### Your goal
Each line of the listing that contains the word "JSON" is to be copied.

### Dataset excerpts
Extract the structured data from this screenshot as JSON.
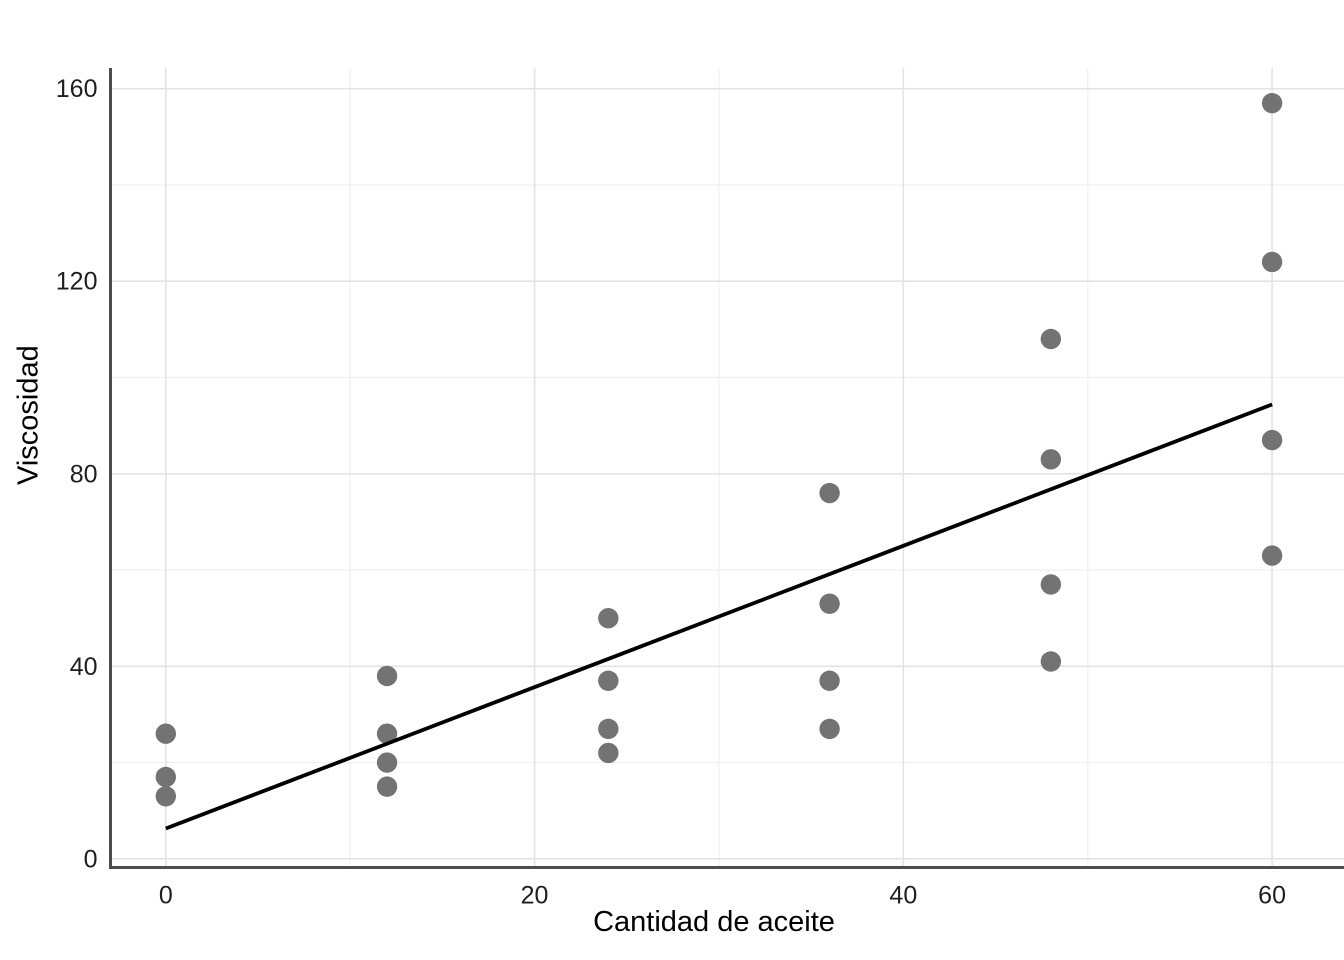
{
  "chart_data": {
    "type": "scatter",
    "title": "",
    "xlabel": "Cantidad de aceite",
    "ylabel": "Viscosidad",
    "xlim": [
      -3.0,
      63.9
    ],
    "ylim": [
      -1.8,
      164.3
    ],
    "x_ticks_major": [
      0,
      20,
      40,
      60
    ],
    "x_ticks_minor": [
      10,
      30,
      50
    ],
    "y_ticks_major": [
      0,
      40,
      80,
      120,
      160
    ],
    "y_ticks_minor": [
      20,
      60,
      100,
      140
    ],
    "grid": true,
    "legend": false,
    "points": [
      {
        "x": 0,
        "y": 26
      },
      {
        "x": 0,
        "y": 17
      },
      {
        "x": 0,
        "y": 13
      },
      {
        "x": 12,
        "y": 38
      },
      {
        "x": 12,
        "y": 26
      },
      {
        "x": 12,
        "y": 20
      },
      {
        "x": 12,
        "y": 15
      },
      {
        "x": 24,
        "y": 50
      },
      {
        "x": 24,
        "y": 37
      },
      {
        "x": 24,
        "y": 27
      },
      {
        "x": 24,
        "y": 22
      },
      {
        "x": 36,
        "y": 76
      },
      {
        "x": 36,
        "y": 53
      },
      {
        "x": 36,
        "y": 37
      },
      {
        "x": 36,
        "y": 27
      },
      {
        "x": 48,
        "y": 108
      },
      {
        "x": 48,
        "y": 83
      },
      {
        "x": 48,
        "y": 57
      },
      {
        "x": 48,
        "y": 41
      },
      {
        "x": 60,
        "y": 157
      },
      {
        "x": 60,
        "y": 124
      },
      {
        "x": 60,
        "y": 87
      },
      {
        "x": 60,
        "y": 63
      }
    ],
    "regression_line": {
      "x1": 0,
      "y1": 6.3,
      "x2": 60,
      "y2": 94.4
    },
    "colors": {
      "background": "#ffffff",
      "point": "#737373",
      "regression_line": "#000000",
      "grid_major": "#e3e3e3",
      "grid_minor": "#f0f0f0",
      "axis_line": "#4d4d4d",
      "tick_label": "#1f1f1f",
      "axis_title": "#000000"
    }
  }
}
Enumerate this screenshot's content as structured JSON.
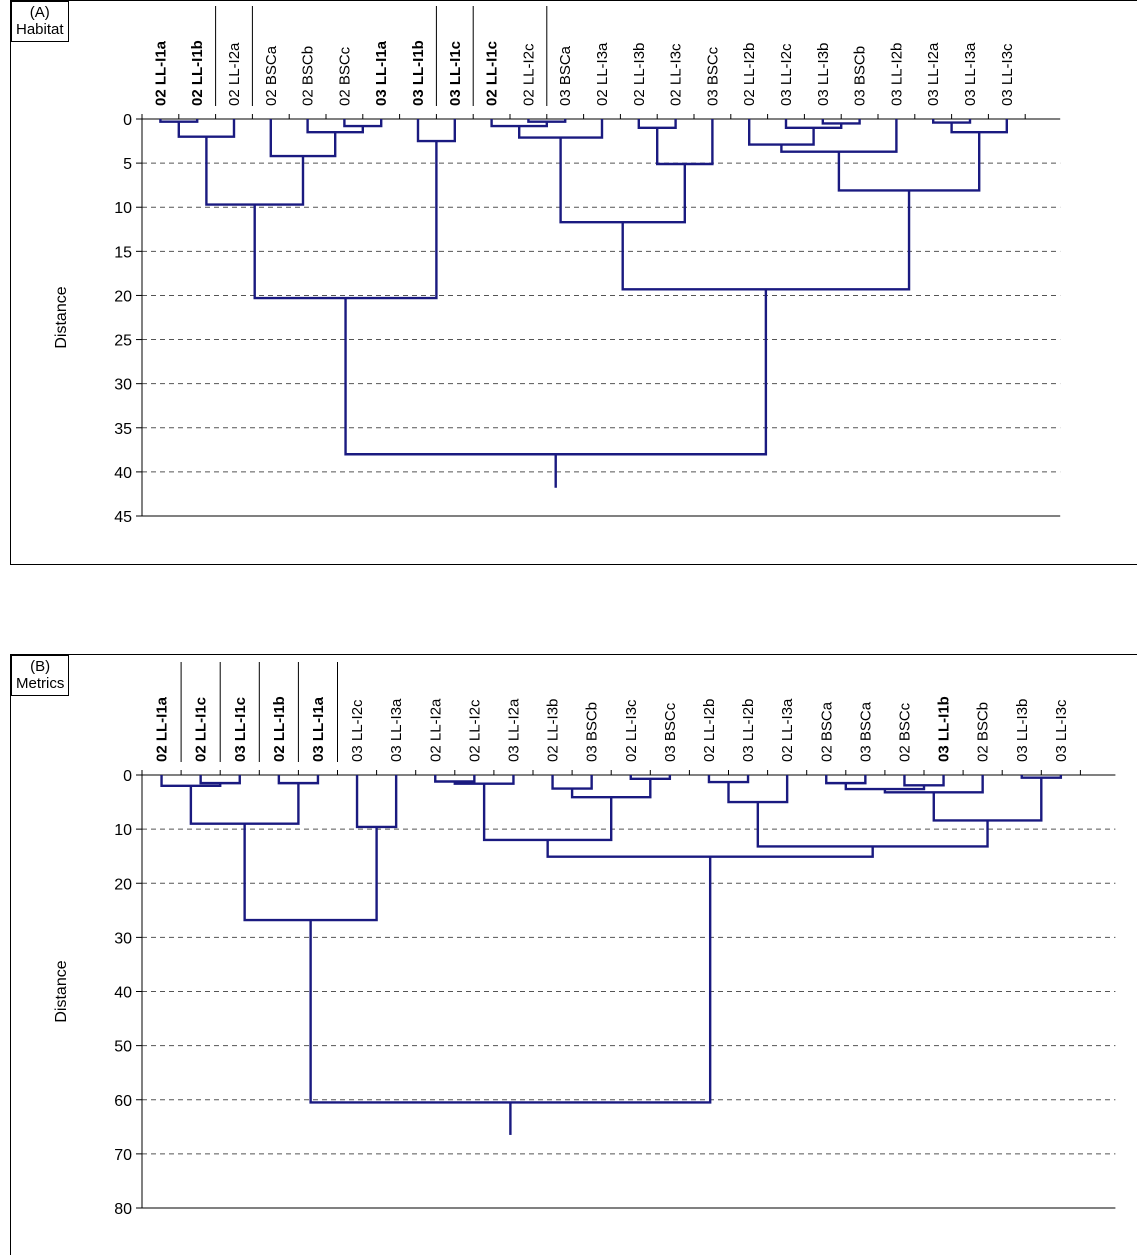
{
  "chart_data": [
    {
      "type": "dendrogram",
      "panel_label": "(A)",
      "panel_title": "Habitat",
      "ylabel": "Distance",
      "yticks": [
        0,
        5,
        10,
        15,
        20,
        25,
        30,
        35,
        40,
        45
      ],
      "ylim": [
        0,
        45
      ],
      "grid": "dashed horizontal",
      "line_color": "#1a1a80",
      "separators": [
        1,
        2,
        7,
        8,
        10
      ],
      "leaves": [
        {
          "label": "02 LL-I1a",
          "bold": true
        },
        {
          "label": "02 LL-I1b",
          "bold": true
        },
        {
          "label": "02 LL-I2a",
          "bold": false
        },
        {
          "label": "02 BSCa",
          "bold": false
        },
        {
          "label": "02 BSCb",
          "bold": false
        },
        {
          "label": "02 BSCc",
          "bold": false
        },
        {
          "label": "03 LL-I1a",
          "bold": true
        },
        {
          "label": "03 LL-I1b",
          "bold": true
        },
        {
          "label": "03 LL-I1c",
          "bold": true
        },
        {
          "label": "02 LL-I1c",
          "bold": true
        },
        {
          "label": "02 LL-I2c",
          "bold": false
        },
        {
          "label": "03 BSCa",
          "bold": false
        },
        {
          "label": "02 LL-I3a",
          "bold": false
        },
        {
          "label": "02 LL-I3b",
          "bold": false
        },
        {
          "label": "02 LL-I3c",
          "bold": false
        },
        {
          "label": "03 BSCc",
          "bold": false
        },
        {
          "label": "02 LL-I2b",
          "bold": false
        },
        {
          "label": "03 LL-I2c",
          "bold": false
        },
        {
          "label": "03 LL-I3b",
          "bold": false
        },
        {
          "label": "03 BSCb",
          "bold": false
        },
        {
          "label": "03 LL-I2b",
          "bold": false
        },
        {
          "label": "03 LL-I2a",
          "bold": false
        },
        {
          "label": "03 LL-I3a",
          "bold": false
        },
        {
          "label": "03 LL-I3c",
          "bold": false
        }
      ],
      "merges": [
        {
          "a": "L0",
          "b": "L1",
          "d": 0.3
        },
        {
          "a": "M0",
          "b": "L2",
          "d": 2.0
        },
        {
          "a": "L5",
          "b": "L6",
          "d": 0.8
        },
        {
          "a": "L4",
          "b": "M2",
          "d": 1.5
        },
        {
          "a": "L3",
          "b": "M3",
          "d": 4.2
        },
        {
          "a": "M1",
          "b": "M4",
          "d": 9.7
        },
        {
          "a": "L7",
          "b": "L8",
          "d": 2.5
        },
        {
          "a": "M5",
          "b": "M6",
          "d": 20.3
        },
        {
          "a": "L10",
          "b": "L11",
          "d": 0.3
        },
        {
          "a": "L9",
          "b": "M8",
          "d": 0.8
        },
        {
          "a": "M9",
          "b": "L12",
          "d": 2.1
        },
        {
          "a": "L13",
          "b": "L14",
          "d": 1.0
        },
        {
          "a": "M11",
          "b": "L15",
          "d": 5.1
        },
        {
          "a": "M10",
          "b": "M12",
          "d": 11.7
        },
        {
          "a": "L18",
          "b": "L19",
          "d": 0.5
        },
        {
          "a": "L17",
          "b": "M14",
          "d": 1.0
        },
        {
          "a": "L16",
          "b": "M15",
          "d": 2.9
        },
        {
          "a": "M16",
          "b": "L20",
          "d": 3.7
        },
        {
          "a": "L21",
          "b": "L22",
          "d": 0.4
        },
        {
          "a": "M18",
          "b": "L23",
          "d": 1.5
        },
        {
          "a": "M17",
          "b": "M19",
          "d": 8.1
        },
        {
          "a": "M13",
          "b": "M20",
          "d": 19.3
        },
        {
          "a": "M7",
          "b": "M21",
          "d": 38.0
        }
      ],
      "root_stem_to": 41.8
    },
    {
      "type": "dendrogram",
      "panel_label": "(B)",
      "panel_title": "Metrics",
      "ylabel": "Distance",
      "yticks": [
        0,
        10,
        20,
        30,
        40,
        50,
        60,
        70,
        80
      ],
      "ylim": [
        0,
        80
      ],
      "grid": "dashed horizontal",
      "line_color": "#1a1a80",
      "separators": [
        0,
        1,
        2,
        3,
        4
      ],
      "leaves": [
        {
          "label": "02 LL-I1a",
          "bold": true
        },
        {
          "label": "02 LL-I1c",
          "bold": true
        },
        {
          "label": "03 LL-I1c",
          "bold": true
        },
        {
          "label": "02 LL-I1b",
          "bold": true
        },
        {
          "label": "03 LL-I1a",
          "bold": true
        },
        {
          "label": "03 LL-I2c",
          "bold": false
        },
        {
          "label": "03 LL-I3a",
          "bold": false
        },
        {
          "label": "02 LL-I2a",
          "bold": false
        },
        {
          "label": "02 LL-I2c",
          "bold": false
        },
        {
          "label": "03 LL-I2a",
          "bold": false
        },
        {
          "label": "02 LL-I3b",
          "bold": false
        },
        {
          "label": "03 BSCb",
          "bold": false
        },
        {
          "label": "02 LL-I3c",
          "bold": false
        },
        {
          "label": "03 BSCc",
          "bold": false
        },
        {
          "label": "02 LL-I2b",
          "bold": false
        },
        {
          "label": "03 LL-I2b",
          "bold": false
        },
        {
          "label": "02 LL-I3a",
          "bold": false
        },
        {
          "label": "02 BSCa",
          "bold": false
        },
        {
          "label": "03 BSCa",
          "bold": false
        },
        {
          "label": "02 BSCc",
          "bold": false
        },
        {
          "label": "03 LL-I1b",
          "bold": true
        },
        {
          "label": "02 BSCb",
          "bold": false
        },
        {
          "label": "03 LL-I3b",
          "bold": false
        },
        {
          "label": "03 LL-I3c",
          "bold": false
        }
      ],
      "merges": [
        {
          "a": "L1",
          "b": "L2",
          "d": 1.5
        },
        {
          "a": "L0",
          "b": "M0",
          "d": 2.0
        },
        {
          "a": "L3",
          "b": "L4",
          "d": 1.5
        },
        {
          "a": "M1",
          "b": "M2",
          "d": 9.0
        },
        {
          "a": "L5",
          "b": "L6",
          "d": 9.6
        },
        {
          "a": "M3",
          "b": "M4",
          "d": 26.8
        },
        {
          "a": "L7",
          "b": "L8",
          "d": 1.2
        },
        {
          "a": "M6",
          "b": "L9",
          "d": 1.6
        },
        {
          "a": "L10",
          "b": "L11",
          "d": 2.5
        },
        {
          "a": "L12",
          "b": "L13",
          "d": 0.7
        },
        {
          "a": "M8",
          "b": "M9",
          "d": 4.1
        },
        {
          "a": "M7",
          "b": "M10",
          "d": 12.0
        },
        {
          "a": "L14",
          "b": "L15",
          "d": 1.3
        },
        {
          "a": "M12",
          "b": "L16",
          "d": 5.0
        },
        {
          "a": "L17",
          "b": "L18",
          "d": 1.5
        },
        {
          "a": "L19",
          "b": "L20",
          "d": 1.9
        },
        {
          "a": "M14",
          "b": "M15",
          "d": 2.6
        },
        {
          "a": "M16",
          "b": "L21",
          "d": 3.2
        },
        {
          "a": "L22",
          "b": "L23",
          "d": 0.5
        },
        {
          "a": "M17",
          "b": "M18",
          "d": 8.4
        },
        {
          "a": "M13",
          "b": "M19",
          "d": 13.2
        },
        {
          "a": "M11",
          "b": "M20",
          "d": 15.1
        },
        {
          "a": "M5",
          "b": "M21",
          "d": 60.5
        }
      ],
      "root_stem_to": 66.5
    }
  ]
}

### Solution to the exercise
Extract the structured data from this screenshot as JSON.
Enumerate this screenshot's content as structured JSON.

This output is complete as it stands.